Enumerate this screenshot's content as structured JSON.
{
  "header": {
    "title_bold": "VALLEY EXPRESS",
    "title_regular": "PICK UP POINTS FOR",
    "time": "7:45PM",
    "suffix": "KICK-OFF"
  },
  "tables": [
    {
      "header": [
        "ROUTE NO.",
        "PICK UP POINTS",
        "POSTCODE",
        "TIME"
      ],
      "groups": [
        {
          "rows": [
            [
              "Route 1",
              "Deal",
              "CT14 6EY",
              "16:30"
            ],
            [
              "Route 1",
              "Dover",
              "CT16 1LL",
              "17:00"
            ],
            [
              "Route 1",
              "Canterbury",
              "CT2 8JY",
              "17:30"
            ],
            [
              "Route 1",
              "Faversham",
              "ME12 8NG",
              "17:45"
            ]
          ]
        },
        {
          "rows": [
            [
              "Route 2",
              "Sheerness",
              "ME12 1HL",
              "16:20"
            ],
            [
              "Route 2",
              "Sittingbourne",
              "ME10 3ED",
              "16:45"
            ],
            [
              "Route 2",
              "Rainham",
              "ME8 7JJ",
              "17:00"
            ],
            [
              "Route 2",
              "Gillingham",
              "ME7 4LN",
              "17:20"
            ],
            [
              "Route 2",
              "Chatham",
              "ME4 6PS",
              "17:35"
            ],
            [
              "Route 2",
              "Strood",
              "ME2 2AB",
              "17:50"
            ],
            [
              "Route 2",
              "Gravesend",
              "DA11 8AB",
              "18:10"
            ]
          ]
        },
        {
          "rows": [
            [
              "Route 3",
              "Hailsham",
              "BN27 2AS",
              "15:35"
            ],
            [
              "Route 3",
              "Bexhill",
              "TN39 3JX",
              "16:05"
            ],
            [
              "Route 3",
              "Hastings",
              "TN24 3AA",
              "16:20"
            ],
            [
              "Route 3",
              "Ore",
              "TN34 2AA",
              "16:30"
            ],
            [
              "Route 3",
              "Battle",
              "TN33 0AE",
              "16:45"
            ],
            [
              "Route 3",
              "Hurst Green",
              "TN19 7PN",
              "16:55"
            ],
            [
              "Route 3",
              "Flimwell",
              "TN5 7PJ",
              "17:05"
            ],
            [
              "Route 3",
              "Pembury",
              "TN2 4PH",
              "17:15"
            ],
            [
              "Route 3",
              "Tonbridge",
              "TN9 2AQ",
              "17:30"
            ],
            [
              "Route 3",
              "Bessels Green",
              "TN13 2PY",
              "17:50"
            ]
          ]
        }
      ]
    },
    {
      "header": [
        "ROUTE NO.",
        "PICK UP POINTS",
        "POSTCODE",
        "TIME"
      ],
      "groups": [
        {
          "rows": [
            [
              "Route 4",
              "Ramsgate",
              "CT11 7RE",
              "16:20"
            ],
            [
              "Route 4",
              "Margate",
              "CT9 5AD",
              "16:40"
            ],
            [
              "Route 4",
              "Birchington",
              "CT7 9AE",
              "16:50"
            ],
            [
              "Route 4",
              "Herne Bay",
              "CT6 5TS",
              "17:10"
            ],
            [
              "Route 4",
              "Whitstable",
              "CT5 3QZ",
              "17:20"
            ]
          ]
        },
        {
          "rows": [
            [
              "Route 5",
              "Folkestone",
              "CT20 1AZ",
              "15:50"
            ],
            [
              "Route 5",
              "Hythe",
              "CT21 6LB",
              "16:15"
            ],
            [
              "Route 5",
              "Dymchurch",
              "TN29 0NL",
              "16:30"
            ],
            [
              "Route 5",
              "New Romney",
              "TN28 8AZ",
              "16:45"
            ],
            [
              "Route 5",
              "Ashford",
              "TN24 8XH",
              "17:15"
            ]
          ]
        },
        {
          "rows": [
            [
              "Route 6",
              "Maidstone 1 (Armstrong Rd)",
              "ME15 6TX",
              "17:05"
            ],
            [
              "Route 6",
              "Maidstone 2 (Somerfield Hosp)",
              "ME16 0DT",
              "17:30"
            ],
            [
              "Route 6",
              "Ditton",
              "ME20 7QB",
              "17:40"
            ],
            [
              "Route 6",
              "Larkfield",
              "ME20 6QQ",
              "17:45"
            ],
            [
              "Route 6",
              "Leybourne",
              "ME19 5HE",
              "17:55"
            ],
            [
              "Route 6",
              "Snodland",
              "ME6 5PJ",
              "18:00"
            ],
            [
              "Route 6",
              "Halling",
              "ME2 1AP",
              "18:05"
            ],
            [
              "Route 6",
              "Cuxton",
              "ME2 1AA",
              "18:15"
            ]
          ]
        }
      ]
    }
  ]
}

------------------------

**AIM OF THE TASK:**
Transcribe all of the material exactly. Omit nothing.

**COMPLETE ANSWER:**
Enumerate this screenshot's content as structured JSON.
{
  "header": {
    "title_bold": "VALLEY EXPRESS",
    "title_regular": "PICK UP POINTS FOR",
    "time": "7:45PM",
    "suffix": "KICK-OFF"
  },
  "tables": [
    {
      "header": [
        "ROUTE NO.",
        "PICK UP POINTS",
        "POSTCODE",
        "TIME"
      ],
      "groups": [
        {
          "rows": [
            [
              "Route 1",
              "Deal",
              "CT14 6EY",
              "16:30"
            ],
            [
              "Route 1",
              "Dover",
              "CT16 1LL",
              "17:00"
            ],
            [
              "Route 1",
              "Canterbury",
              "CT2 8JY",
              "17:30"
            ],
            [
              "Route 1",
              "Faversham",
              "ME12 8NG",
              "17:45"
            ]
          ]
        },
        {
          "rows": [
            [
              "Route 2",
              "Sheerness",
              "ME12 1HL",
              "16:20"
            ],
            [
              "Route 2",
              "Sittingbourne",
              "ME10 3ED",
              "16:45"
            ],
            [
              "Route 2",
              "Rainham",
              "ME8 7JJ",
              "17:00"
            ],
            [
              "Route 2",
              "Gillingham",
              "ME7 4LN",
              "17:20"
            ],
            [
              "Route 2",
              "Chatham",
              "ME4 6PS",
              "17:35"
            ],
            [
              "Route 2",
              "Strood",
              "ME2 2AB",
              "17:50"
            ],
            [
              "Route 2",
              "Gravesend",
              "DA11 8AB",
              "18:10"
            ]
          ]
        },
        {
          "rows": [
            [
              "Route 3",
              "Hailsham",
              "BN27 2AS",
              "15:35"
            ],
            [
              "Route 3",
              "Bexhill",
              "TN39 3JX",
              "16:05"
            ],
            [
              "Route 3",
              "Hastings",
              "TN24 3AA",
              "16:20"
            ],
            [
              "Route 3",
              "Ore",
              "TN34 2AA",
              "16:30"
            ],
            [
              "Route 3",
              "Battle",
              "TN33 0AE",
              "16:45"
            ],
            [
              "Route 3",
              "Hurst Green",
              "TN19 7PN",
              "16:55"
            ],
            [
              "Route 3",
              "Flimwell",
              "TN5 7PJ",
              "17:05"
            ],
            [
              "Route 3",
              "Pembury",
              "TN2 4PH",
              "17:15"
            ],
            [
              "Route 3",
              "Tonbridge",
              "TN9 2AQ",
              "17:30"
            ],
            [
              "Route 3",
              "Bessels Green",
              "TN13 2PY",
              "17:50"
            ]
          ]
        }
      ]
    },
    {
      "header": [
        "ROUTE NO.",
        "PICK UP POINTS",
        "POSTCODE",
        "TIME"
      ],
      "groups": [
        {
          "rows": [
            [
              "Route 4",
              "Ramsgate",
              "CT11 7RE",
              "16:20"
            ],
            [
              "Route 4",
              "Margate",
              "CT9 5AD",
              "16:40"
            ],
            [
              "Route 4",
              "Birchington",
              "CT7 9AE",
              "16:50"
            ],
            [
              "Route 4",
              "Herne Bay",
              "CT6 5TS",
              "17:10"
            ],
            [
              "Route 4",
              "Whitstable",
              "CT5 3QZ",
              "17:20"
            ]
          ]
        },
        {
          "rows": [
            [
              "Route 5",
              "Folkestone",
              "CT20 1AZ",
              "15:50"
            ],
            [
              "Route 5",
              "Hythe",
              "CT21 6LB",
              "16:15"
            ],
            [
              "Route 5",
              "Dymchurch",
              "TN29 0NL",
              "16:30"
            ],
            [
              "Route 5",
              "New Romney",
              "TN28 8AZ",
              "16:45"
            ],
            [
              "Route 5",
              "Ashford",
              "TN24 8XH",
              "17:15"
            ]
          ]
        },
        {
          "rows": [
            [
              "Route 6",
              "Maidstone 1 (Armstrong Rd)",
              "ME15 6TX",
              "17:05"
            ],
            [
              "Route 6",
              "Maidstone 2 (Somerfield Hosp)",
              "ME16 0DT",
              "17:30"
            ],
            [
              "Route 6",
              "Ditton",
              "ME20 7QB",
              "17:40"
            ],
            [
              "Route 6",
              "Larkfield",
              "ME20 6QQ",
              "17:45"
            ],
            [
              "Route 6",
              "Leybourne",
              "ME19 5HE",
              "17:55"
            ],
            [
              "Route 6",
              "Snodland",
              "ME6 5PJ",
              "18:00"
            ],
            [
              "Route 6",
              "Halling",
              "ME2 1AP",
              "18:05"
            ],
            [
              "Route 6",
              "Cuxton",
              "ME2 1AA",
              "18:15"
            ]
          ]
        }
      ]
    }
  ]
}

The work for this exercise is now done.